PROMPT: Reproduce the following records exactly from the line containing "Enumerate this screenshot's" onward, ending with the last line and including it.

Dataset rows about figures:
----

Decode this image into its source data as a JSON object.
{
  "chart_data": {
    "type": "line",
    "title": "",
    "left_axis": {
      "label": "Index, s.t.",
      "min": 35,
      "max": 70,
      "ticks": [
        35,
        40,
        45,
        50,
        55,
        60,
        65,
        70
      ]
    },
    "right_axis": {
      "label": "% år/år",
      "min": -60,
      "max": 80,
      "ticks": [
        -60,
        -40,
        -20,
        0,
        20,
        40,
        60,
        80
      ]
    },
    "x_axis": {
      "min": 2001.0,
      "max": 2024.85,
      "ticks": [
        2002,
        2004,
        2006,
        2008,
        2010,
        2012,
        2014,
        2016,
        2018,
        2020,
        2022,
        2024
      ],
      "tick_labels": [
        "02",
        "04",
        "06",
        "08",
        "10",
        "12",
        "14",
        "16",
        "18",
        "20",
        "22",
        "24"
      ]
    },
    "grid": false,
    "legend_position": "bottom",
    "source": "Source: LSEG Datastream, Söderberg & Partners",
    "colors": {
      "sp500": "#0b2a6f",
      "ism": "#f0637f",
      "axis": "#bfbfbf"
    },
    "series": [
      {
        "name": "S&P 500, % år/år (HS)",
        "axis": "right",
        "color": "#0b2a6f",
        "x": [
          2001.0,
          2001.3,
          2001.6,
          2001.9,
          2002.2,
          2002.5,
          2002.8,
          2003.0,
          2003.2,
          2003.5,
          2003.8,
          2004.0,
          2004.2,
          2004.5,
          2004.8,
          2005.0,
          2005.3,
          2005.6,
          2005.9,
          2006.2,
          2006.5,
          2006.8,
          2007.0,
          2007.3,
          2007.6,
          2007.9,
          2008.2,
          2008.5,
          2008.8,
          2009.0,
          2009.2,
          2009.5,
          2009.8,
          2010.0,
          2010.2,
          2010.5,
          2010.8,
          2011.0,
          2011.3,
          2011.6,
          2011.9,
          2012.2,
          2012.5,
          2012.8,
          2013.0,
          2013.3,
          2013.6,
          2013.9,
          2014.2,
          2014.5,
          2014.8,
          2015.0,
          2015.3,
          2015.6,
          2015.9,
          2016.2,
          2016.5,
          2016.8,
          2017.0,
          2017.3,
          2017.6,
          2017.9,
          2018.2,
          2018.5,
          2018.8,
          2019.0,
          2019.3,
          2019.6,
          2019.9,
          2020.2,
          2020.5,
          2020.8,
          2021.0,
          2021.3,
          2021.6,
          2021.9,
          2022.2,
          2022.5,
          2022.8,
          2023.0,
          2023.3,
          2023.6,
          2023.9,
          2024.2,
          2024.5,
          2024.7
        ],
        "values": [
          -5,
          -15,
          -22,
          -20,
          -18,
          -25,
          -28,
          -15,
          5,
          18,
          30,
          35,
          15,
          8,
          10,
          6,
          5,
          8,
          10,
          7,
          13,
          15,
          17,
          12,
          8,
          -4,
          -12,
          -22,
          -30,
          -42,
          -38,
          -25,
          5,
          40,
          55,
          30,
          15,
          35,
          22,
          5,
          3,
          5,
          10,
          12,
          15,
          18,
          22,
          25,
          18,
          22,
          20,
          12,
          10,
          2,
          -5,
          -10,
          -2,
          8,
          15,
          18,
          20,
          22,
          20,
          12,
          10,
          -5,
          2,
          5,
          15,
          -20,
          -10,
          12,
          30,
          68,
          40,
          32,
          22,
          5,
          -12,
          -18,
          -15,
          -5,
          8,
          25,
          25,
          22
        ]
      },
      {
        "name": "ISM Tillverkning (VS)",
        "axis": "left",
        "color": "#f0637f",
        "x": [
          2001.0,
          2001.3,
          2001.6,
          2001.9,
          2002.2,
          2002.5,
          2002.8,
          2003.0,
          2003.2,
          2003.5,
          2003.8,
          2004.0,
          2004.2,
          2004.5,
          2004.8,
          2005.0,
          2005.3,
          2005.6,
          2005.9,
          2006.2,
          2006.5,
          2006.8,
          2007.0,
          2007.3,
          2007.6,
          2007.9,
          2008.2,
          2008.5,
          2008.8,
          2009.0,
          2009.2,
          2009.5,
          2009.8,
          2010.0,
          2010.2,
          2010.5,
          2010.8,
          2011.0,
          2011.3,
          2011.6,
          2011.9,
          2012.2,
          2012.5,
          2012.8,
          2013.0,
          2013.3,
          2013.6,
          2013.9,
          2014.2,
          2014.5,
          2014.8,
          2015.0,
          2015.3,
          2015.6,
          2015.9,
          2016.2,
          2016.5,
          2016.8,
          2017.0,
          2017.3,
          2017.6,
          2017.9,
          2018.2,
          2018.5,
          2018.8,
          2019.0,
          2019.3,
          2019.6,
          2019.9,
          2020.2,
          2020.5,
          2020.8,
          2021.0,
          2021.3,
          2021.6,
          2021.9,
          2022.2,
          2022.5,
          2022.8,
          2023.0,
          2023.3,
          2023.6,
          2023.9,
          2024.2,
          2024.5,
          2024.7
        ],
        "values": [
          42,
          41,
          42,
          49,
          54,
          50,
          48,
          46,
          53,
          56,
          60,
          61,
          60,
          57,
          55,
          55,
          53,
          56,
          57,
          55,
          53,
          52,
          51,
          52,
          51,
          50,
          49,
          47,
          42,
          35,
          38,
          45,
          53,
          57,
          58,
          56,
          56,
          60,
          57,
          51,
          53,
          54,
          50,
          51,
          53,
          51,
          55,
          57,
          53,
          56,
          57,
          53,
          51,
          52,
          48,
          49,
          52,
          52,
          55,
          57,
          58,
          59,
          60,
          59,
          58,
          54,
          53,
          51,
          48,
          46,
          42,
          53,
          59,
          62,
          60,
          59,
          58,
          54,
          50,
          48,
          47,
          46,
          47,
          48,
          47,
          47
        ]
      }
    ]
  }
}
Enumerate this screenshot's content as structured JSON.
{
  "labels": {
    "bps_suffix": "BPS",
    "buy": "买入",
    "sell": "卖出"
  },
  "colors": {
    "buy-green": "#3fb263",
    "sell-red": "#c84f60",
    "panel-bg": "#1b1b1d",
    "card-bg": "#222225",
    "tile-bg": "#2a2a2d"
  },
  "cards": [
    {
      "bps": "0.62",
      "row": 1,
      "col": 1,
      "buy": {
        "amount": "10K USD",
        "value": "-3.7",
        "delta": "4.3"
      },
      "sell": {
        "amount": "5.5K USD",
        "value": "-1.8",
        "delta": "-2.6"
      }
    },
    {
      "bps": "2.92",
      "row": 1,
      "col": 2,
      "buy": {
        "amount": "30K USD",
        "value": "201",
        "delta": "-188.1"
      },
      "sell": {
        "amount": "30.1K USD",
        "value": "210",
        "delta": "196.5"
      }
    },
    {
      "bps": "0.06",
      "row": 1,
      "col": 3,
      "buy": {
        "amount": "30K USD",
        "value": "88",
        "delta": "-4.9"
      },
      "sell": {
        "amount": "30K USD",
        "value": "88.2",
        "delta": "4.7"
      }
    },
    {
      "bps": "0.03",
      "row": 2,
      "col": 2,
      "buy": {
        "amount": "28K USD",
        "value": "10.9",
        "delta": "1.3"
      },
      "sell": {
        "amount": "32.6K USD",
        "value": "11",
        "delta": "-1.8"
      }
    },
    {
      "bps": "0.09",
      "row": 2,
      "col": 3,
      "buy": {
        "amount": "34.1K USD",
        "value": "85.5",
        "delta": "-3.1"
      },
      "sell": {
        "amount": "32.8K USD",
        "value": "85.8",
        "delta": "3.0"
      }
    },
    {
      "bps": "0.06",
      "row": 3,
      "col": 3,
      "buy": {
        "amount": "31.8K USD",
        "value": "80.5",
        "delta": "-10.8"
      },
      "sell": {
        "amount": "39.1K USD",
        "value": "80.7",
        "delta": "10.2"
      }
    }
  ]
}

----

RESPONSE TO THE EXERCISE:
Enumerate this screenshot's content as structured JSON.
{
  "labels": {
    "bps_suffix": "BPS",
    "buy": "买入",
    "sell": "卖出"
  },
  "colors": {
    "buy-green": "#3fb263",
    "sell-red": "#c84f60",
    "panel-bg": "#1b1b1d",
    "card-bg": "#222225",
    "tile-bg": "#2a2a2d"
  },
  "cards": [
    {
      "bps": "0.62",
      "row": 1,
      "col": 1,
      "buy": {
        "amount": "10K USD",
        "value": "-3.7",
        "delta": "4.3"
      },
      "sell": {
        "amount": "5.5K USD",
        "value": "-1.8",
        "delta": "-2.6"
      }
    },
    {
      "bps": "2.92",
      "row": 1,
      "col": 2,
      "buy": {
        "amount": "30K USD",
        "value": "201",
        "delta": "-188.1"
      },
      "sell": {
        "amount": "30.1K USD",
        "value": "210",
        "delta": "196.5"
      }
    },
    {
      "bps": "0.06",
      "row": 1,
      "col": 3,
      "buy": {
        "amount": "30K USD",
        "value": "88",
        "delta": "-4.9"
      },
      "sell": {
        "amount": "30K USD",
        "value": "88.2",
        "delta": "4.7"
      }
    },
    {
      "bps": "0.03",
      "row": 2,
      "col": 2,
      "buy": {
        "amount": "28K USD",
        "value": "10.9",
        "delta": "1.3"
      },
      "sell": {
        "amount": "32.6K USD",
        "value": "11",
        "delta": "-1.8"
      }
    },
    {
      "bps": "0.09",
      "row": 2,
      "col": 3,
      "buy": {
        "amount": "34.1K USD",
        "value": "85.5",
        "delta": "-3.1"
      },
      "sell": {
        "amount": "32.8K USD",
        "value": "85.8",
        "delta": "3.0"
      }
    },
    {
      "bps": "0.06",
      "row": 3,
      "col": 3,
      "buy": {
        "amount": "31.8K USD",
        "value": "80.5",
        "delta": "-10.8"
      },
      "sell": {
        "amount": "39.1K USD",
        "value": "80.7",
        "delta": "10.2"
      }
    }
  ]
}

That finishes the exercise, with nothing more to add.